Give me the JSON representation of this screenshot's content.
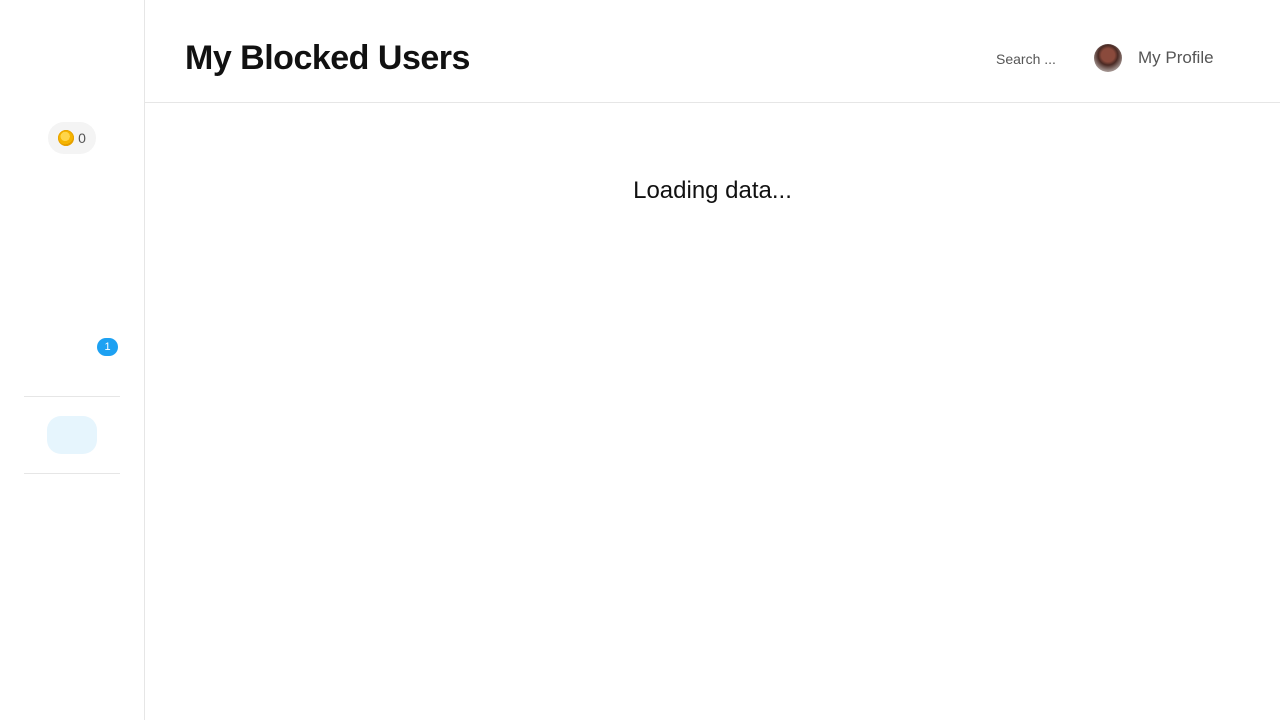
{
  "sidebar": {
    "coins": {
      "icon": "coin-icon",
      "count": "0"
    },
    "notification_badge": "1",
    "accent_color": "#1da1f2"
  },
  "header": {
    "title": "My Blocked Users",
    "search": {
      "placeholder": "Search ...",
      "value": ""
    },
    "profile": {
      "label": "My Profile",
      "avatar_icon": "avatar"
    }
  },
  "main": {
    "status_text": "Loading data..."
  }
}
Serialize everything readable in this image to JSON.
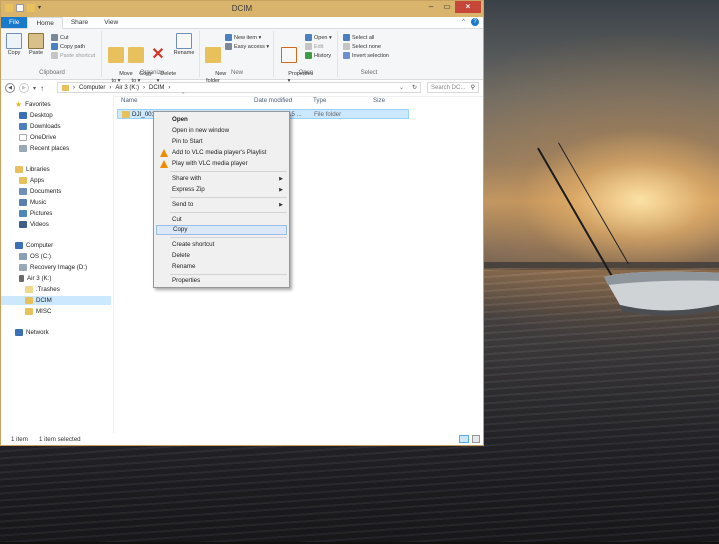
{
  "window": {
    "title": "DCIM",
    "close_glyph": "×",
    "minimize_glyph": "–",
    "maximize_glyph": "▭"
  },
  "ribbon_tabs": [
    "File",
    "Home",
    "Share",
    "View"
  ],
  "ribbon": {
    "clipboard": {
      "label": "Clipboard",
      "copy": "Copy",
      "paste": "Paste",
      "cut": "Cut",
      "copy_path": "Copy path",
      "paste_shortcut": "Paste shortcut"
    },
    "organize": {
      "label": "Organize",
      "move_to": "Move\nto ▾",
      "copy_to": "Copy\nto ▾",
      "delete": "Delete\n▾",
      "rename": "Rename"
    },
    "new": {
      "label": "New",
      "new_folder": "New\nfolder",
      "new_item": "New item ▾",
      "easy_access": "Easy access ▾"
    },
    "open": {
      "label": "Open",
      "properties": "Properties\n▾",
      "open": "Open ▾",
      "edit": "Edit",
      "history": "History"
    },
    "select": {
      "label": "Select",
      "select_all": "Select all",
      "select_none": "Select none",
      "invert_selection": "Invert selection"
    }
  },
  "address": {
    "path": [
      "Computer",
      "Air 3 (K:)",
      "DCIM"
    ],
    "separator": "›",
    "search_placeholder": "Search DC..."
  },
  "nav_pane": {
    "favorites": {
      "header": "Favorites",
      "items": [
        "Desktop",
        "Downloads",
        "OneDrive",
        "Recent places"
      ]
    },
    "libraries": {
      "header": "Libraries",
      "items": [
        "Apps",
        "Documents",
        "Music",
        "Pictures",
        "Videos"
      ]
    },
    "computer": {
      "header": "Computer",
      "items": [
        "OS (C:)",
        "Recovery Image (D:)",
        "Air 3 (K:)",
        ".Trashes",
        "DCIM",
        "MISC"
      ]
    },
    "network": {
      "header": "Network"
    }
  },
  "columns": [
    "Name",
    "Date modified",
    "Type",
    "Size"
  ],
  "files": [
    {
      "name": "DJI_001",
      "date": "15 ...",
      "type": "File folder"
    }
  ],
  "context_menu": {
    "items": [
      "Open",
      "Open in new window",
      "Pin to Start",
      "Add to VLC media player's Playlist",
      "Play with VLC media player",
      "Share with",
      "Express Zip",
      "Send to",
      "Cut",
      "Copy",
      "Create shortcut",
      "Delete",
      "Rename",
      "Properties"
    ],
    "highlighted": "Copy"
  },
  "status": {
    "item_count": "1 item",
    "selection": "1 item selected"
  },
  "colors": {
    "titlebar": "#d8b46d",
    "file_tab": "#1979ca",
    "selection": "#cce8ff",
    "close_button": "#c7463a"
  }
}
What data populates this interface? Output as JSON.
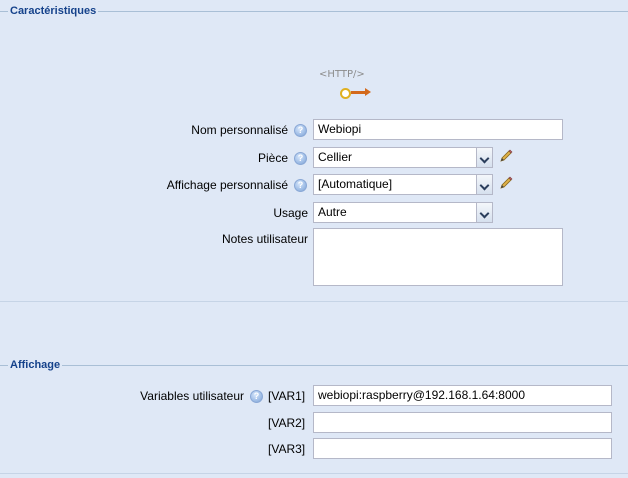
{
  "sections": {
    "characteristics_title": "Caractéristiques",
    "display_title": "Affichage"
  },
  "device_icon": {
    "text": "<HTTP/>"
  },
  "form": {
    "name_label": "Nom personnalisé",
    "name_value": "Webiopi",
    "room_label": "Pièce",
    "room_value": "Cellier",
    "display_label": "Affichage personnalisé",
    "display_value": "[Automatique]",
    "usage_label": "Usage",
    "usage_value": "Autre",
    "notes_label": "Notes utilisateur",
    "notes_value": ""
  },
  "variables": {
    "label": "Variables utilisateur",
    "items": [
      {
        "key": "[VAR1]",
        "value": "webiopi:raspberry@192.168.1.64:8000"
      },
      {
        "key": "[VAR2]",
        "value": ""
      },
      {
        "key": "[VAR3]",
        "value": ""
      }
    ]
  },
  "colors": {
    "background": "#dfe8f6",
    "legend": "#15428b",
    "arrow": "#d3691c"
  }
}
* * *
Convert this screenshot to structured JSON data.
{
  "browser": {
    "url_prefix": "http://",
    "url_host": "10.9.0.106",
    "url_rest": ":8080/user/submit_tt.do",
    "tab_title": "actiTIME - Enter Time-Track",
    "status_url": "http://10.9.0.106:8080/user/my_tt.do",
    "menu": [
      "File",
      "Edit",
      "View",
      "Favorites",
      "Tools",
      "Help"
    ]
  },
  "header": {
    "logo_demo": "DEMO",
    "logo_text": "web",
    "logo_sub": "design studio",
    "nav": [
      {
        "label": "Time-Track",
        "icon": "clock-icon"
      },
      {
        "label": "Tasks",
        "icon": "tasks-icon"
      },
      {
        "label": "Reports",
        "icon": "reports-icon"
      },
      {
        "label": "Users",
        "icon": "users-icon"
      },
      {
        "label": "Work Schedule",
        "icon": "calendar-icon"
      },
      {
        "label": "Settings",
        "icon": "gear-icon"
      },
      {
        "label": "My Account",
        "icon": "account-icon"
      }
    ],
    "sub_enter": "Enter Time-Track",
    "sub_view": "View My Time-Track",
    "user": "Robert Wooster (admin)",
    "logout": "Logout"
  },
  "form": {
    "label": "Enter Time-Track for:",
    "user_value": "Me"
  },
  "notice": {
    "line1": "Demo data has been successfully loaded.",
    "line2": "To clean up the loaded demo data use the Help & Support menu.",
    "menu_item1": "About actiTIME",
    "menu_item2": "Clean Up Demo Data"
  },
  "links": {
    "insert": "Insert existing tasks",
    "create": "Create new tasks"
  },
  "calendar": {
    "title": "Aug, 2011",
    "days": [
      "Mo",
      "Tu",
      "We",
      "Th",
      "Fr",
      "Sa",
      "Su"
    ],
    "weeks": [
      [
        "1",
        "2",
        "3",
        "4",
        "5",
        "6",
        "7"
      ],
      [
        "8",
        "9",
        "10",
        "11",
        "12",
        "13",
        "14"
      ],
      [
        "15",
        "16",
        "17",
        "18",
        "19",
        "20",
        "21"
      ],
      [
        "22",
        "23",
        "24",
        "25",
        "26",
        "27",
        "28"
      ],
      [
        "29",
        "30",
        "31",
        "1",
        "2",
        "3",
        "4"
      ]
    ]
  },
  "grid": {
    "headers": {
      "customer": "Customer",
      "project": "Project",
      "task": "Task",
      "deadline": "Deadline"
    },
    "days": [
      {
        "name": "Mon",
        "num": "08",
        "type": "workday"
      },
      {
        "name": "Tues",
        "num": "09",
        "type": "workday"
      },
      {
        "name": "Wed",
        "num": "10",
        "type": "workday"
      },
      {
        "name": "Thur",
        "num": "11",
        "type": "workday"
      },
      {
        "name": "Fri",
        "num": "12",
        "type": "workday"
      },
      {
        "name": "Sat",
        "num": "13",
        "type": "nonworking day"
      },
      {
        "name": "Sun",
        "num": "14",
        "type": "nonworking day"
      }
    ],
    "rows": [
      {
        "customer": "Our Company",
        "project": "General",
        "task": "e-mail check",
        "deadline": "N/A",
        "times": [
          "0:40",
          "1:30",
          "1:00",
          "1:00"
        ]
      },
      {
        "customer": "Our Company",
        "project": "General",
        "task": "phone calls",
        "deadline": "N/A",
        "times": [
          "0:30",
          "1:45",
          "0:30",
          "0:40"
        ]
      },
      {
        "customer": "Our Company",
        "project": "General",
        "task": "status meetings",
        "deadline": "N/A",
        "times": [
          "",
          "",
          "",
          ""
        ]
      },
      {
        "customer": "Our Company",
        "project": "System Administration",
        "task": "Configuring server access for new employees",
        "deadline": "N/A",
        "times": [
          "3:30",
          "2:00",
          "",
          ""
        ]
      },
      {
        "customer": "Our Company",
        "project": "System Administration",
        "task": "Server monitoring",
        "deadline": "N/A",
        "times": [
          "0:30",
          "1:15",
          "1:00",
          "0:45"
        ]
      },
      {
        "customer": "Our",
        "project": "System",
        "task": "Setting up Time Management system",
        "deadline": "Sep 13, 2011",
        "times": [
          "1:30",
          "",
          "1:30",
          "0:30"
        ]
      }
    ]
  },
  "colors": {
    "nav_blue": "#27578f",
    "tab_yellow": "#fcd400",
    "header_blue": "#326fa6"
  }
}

#### WRITTEN PROBLEM
Locate the lines above that hold the word "JSON". Show every one of them.

#### PROBLEM SOLUTION
Give me the JSON representation of this screenshot's content.
Serialize everything readable in this image to JSON.
What data populates this interface? Output as JSON.
Convert this screenshot to structured JSON data.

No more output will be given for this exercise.